→ **STATED PROBLEM**
Each line below should be reproduced without any alteration.

Extracted records
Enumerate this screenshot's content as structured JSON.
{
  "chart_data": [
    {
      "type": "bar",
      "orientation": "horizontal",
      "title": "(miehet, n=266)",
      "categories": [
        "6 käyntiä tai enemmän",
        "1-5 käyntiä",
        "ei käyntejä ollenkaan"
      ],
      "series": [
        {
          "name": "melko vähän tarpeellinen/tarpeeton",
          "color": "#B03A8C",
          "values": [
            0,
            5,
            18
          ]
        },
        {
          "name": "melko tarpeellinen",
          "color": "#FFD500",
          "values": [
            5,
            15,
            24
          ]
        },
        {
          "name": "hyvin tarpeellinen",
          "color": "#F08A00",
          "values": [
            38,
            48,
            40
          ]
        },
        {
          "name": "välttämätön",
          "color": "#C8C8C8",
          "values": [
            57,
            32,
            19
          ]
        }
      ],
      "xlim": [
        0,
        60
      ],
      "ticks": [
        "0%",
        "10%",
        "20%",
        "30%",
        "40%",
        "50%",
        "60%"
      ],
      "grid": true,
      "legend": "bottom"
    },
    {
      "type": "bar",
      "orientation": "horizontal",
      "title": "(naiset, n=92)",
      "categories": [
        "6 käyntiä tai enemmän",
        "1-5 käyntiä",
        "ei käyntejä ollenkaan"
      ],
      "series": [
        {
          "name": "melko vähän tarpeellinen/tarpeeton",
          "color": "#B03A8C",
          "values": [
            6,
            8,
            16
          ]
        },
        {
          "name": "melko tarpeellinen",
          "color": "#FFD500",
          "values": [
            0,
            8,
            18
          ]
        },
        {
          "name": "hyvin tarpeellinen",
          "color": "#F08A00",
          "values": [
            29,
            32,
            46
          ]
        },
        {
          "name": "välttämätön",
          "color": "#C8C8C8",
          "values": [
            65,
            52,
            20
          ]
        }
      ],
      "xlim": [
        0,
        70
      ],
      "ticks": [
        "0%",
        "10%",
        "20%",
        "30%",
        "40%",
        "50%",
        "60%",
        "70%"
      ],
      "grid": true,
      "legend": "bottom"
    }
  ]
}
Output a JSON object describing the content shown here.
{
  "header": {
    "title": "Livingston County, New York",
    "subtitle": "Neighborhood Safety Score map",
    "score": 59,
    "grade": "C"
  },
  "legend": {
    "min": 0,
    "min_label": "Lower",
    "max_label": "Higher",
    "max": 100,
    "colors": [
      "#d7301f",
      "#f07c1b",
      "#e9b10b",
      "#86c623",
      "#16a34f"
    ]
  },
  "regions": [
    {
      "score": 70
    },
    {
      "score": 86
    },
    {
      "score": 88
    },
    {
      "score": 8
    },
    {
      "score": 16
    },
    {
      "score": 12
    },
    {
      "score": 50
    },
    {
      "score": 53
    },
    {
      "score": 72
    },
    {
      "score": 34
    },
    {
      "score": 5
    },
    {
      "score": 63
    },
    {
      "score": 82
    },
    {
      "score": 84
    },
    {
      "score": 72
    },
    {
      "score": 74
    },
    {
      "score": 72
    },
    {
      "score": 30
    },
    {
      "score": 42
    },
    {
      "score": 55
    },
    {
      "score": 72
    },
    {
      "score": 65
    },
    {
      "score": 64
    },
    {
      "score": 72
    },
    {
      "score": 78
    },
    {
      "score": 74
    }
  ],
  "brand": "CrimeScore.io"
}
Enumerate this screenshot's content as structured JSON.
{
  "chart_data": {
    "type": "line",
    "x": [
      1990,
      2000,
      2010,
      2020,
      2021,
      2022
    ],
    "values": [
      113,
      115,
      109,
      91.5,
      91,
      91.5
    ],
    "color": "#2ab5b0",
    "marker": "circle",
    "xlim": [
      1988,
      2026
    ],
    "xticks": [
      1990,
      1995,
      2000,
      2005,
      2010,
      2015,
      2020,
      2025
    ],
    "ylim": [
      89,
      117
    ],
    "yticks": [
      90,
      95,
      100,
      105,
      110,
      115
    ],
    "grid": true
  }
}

→ **COMPLETE ANSWER**
Enumerate this screenshot's content as structured JSON.
{
  "chart_data": [
    {
      "type": "bar",
      "orientation": "horizontal",
      "title": "(miehet, n=266)",
      "categories": [
        "6 käyntiä tai enemmän",
        "1-5 käyntiä",
        "ei käyntejä ollenkaan"
      ],
      "series": [
        {
          "name": "melko vähän tarpeellinen/tarpeeton",
          "color": "#B03A8C",
          "values": [
            0,
            5,
            18
          ]
        },
        {
          "name": "melko tarpeellinen",
          "color": "#FFD500",
          "values": [
            5,
            15,
            24
          ]
        },
        {
          "name": "hyvin tarpeellinen",
          "color": "#F08A00",
          "values": [
            38,
            48,
            40
          ]
        },
        {
          "name": "välttämätön",
          "color": "#C8C8C8",
          "values": [
            57,
            32,
            19
          ]
        }
      ],
      "xlim": [
        0,
        60
      ],
      "ticks": [
        "0%",
        "10%",
        "20%",
        "30%",
        "40%",
        "50%",
        "60%"
      ],
      "grid": true,
      "legend": "bottom"
    },
    {
      "type": "bar",
      "orientation": "horizontal",
      "title": "(naiset, n=92)",
      "categories": [
        "6 käyntiä tai enemmän",
        "1-5 käyntiä",
        "ei käyntejä ollenkaan"
      ],
      "series": [
        {
          "name": "melko vähän tarpeellinen/tarpeeton",
          "color": "#B03A8C",
          "values": [
            6,
            8,
            16
          ]
        },
        {
          "name": "melko tarpeellinen",
          "color": "#FFD500",
          "values": [
            0,
            8,
            18
          ]
        },
        {
          "name": "hyvin tarpeellinen",
          "color": "#F08A00",
          "values": [
            29,
            32,
            46
          ]
        },
        {
          "name": "välttämätön",
          "color": "#C8C8C8",
          "values": [
            65,
            52,
            20
          ]
        }
      ],
      "xlim": [
        0,
        70
      ],
      "ticks": [
        "0%",
        "10%",
        "20%",
        "30%",
        "40%",
        "50%",
        "60%",
        "70%"
      ],
      "grid": true,
      "legend": "bottom"
    }
  ]
}
Output a JSON object describing the content shown here.
{
  "header": {
    "title": "Livingston County, New York",
    "subtitle": "Neighborhood Safety Score map",
    "score": 59,
    "grade": "C"
  },
  "legend": {
    "min": 0,
    "min_label": "Lower",
    "max_label": "Higher",
    "max": 100,
    "colors": [
      "#d7301f",
      "#f07c1b",
      "#e9b10b",
      "#86c623",
      "#16a34f"
    ]
  },
  "regions": [
    {
      "score": 70
    },
    {
      "score": 86
    },
    {
      "score": 88
    },
    {
      "score": 8
    },
    {
      "score": 16
    },
    {
      "score": 12
    },
    {
      "score": 50
    },
    {
      "score": 53
    },
    {
      "score": 72
    },
    {
      "score": 34
    },
    {
      "score": 5
    },
    {
      "score": 63
    },
    {
      "score": 82
    },
    {
      "score": 84
    },
    {
      "score": 72
    },
    {
      "score": 74
    },
    {
      "score": 72
    },
    {
      "score": 30
    },
    {
      "score": 42
    },
    {
      "score": 55
    },
    {
      "score": 72
    },
    {
      "score": 65
    },
    {
      "score": 64
    },
    {
      "score": 72
    },
    {
      "score": 78
    },
    {
      "score": 74
    }
  ],
  "brand": "CrimeScore.io"
}
Enumerate this screenshot's content as structured JSON.
{
  "chart_data": {
    "type": "line",
    "x": [
      1990,
      2000,
      2010,
      2020,
      2021,
      2022
    ],
    "values": [
      113,
      115,
      109,
      91.5,
      91,
      91.5
    ],
    "color": "#2ab5b0",
    "marker": "circle",
    "xlim": [
      1988,
      2026
    ],
    "xticks": [
      1990,
      1995,
      2000,
      2005,
      2010,
      2015,
      2020,
      2025
    ],
    "ylim": [
      89,
      117
    ],
    "yticks": [
      90,
      95,
      100,
      105,
      110,
      115
    ],
    "grid": true
  }
}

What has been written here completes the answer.